TASK
Exact repetition is required: output every record in full.

/---

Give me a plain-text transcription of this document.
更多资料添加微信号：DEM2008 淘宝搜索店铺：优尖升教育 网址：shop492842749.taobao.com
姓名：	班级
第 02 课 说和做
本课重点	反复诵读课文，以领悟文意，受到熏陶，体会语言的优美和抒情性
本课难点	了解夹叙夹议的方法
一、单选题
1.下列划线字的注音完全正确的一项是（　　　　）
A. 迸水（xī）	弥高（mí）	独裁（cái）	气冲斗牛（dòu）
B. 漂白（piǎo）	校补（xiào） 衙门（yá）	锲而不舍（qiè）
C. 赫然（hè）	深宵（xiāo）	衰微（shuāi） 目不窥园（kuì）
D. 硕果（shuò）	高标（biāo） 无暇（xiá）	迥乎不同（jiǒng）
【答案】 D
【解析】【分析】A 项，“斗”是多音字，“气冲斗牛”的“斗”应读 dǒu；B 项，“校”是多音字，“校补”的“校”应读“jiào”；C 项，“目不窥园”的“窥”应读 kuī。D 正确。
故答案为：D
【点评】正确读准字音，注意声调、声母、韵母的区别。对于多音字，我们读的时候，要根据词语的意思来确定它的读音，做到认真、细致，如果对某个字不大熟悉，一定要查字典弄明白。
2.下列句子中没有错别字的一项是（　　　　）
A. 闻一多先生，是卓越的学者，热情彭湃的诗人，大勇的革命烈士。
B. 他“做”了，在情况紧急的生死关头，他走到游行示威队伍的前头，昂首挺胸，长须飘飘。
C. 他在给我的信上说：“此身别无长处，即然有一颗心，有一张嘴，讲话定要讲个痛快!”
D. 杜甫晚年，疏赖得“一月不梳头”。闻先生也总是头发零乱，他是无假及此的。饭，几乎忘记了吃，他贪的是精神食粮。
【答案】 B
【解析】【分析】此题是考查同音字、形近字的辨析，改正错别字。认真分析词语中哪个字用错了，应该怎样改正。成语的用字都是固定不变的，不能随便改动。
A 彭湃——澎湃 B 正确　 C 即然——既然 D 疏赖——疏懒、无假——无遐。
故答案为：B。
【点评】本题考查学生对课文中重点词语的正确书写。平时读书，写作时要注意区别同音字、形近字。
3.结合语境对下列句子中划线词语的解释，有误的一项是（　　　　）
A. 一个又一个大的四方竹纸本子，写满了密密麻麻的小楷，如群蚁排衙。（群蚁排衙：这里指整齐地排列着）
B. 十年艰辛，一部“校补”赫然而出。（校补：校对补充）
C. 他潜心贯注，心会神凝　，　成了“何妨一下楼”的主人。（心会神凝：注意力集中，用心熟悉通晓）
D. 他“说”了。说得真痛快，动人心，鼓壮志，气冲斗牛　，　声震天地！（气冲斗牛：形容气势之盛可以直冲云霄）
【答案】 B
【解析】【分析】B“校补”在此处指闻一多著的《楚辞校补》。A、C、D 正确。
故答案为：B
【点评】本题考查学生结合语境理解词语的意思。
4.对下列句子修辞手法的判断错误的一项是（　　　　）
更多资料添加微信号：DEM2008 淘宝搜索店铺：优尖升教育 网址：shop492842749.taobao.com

\---

FULL OUTPUT
Give me a plain-text transcription of this document.
更多资料添加微信号：DEM2008 淘宝搜索店铺：优尖升教育 网址：shop492842749.taobao.com
姓名：	班级
第 02 课 说和做
本课重点	反复诵读课文，以领悟文意，受到熏陶，体会语言的优美和抒情性
本课难点	了解夹叙夹议的方法
一、单选题
1.下列划线字的注音完全正确的一项是（　　　　）
A. 迸水（xī）	弥高（mí）	独裁（cái）	气冲斗牛（dòu）
B. 漂白（piǎo）	校补（xiào） 衙门（yá）	锲而不舍（qiè）
C. 赫然（hè）	深宵（xiāo）	衰微（shuāi） 目不窥园（kuì）
D. 硕果（shuò）	高标（biāo） 无暇（xiá）	迥乎不同（jiǒng）
【答案】 D
【解析】【分析】A 项，“斗”是多音字，“气冲斗牛”的“斗”应读 dǒu；B 项，“校”是多音字，“校补”的“校”应读“jiào”；C 项，“目不窥园”的“窥”应读 kuī。D 正确。
故答案为：D
【点评】正确读准字音，注意声调、声母、韵母的区别。对于多音字，我们读的时候，要根据词语的意思来确定它的读音，做到认真、细致，如果对某个字不大熟悉，一定要查字典弄明白。
2.下列句子中没有错别字的一项是（　　　　）
A. 闻一多先生，是卓越的学者，热情彭湃的诗人，大勇的革命烈士。
B. 他“做”了，在情况紧急的生死关头，他走到游行示威队伍的前头，昂首挺胸，长须飘飘。
C. 他在给我的信上说：“此身别无长处，即然有一颗心，有一张嘴，讲话定要讲个痛快!”
D. 杜甫晚年，疏赖得“一月不梳头”。闻先生也总是头发零乱，他是无假及此的。饭，几乎忘记了吃，他贪的是精神食粮。
【答案】 B
【解析】【分析】此题是考查同音字、形近字的辨析，改正错别字。认真分析词语中哪个字用错了，应该怎样改正。成语的用字都是固定不变的，不能随便改动。
A 彭湃——澎湃 B 正确　 C 即然——既然 D 疏赖——疏懒、无假——无遐。
故答案为：B。
【点评】本题考查学生对课文中重点词语的正确书写。平时读书，写作时要注意区别同音字、形近字。
3.结合语境对下列句子中划线词语的解释，有误的一项是（　　　　）
A. 一个又一个大的四方竹纸本子，写满了密密麻麻的小楷，如群蚁排衙。（群蚁排衙：这里指整齐地排列着）
B. 十年艰辛，一部“校补”赫然而出。（校补：校对补充）
C. 他潜心贯注，心会神凝　，　成了“何妨一下楼”的主人。（心会神凝：注意力集中，用心熟悉通晓）
D. 他“说”了。说得真痛快，动人心，鼓壮志，气冲斗牛　，　声震天地！（气冲斗牛：形容气势之盛可以直冲云霄）
【答案】 B
【解析】【分析】B“校补”在此处指闻一多著的《楚辞校补》。A、C、D 正确。
故答案为：B
【点评】本题考查学生结合语境理解词语的意思。
4.对下列句子修辞手法的判断错误的一项是（　　　　）
更多资料添加微信号：DEM2008 淘宝搜索店铺：优尖升教育 网址：shop492842749.taobao.com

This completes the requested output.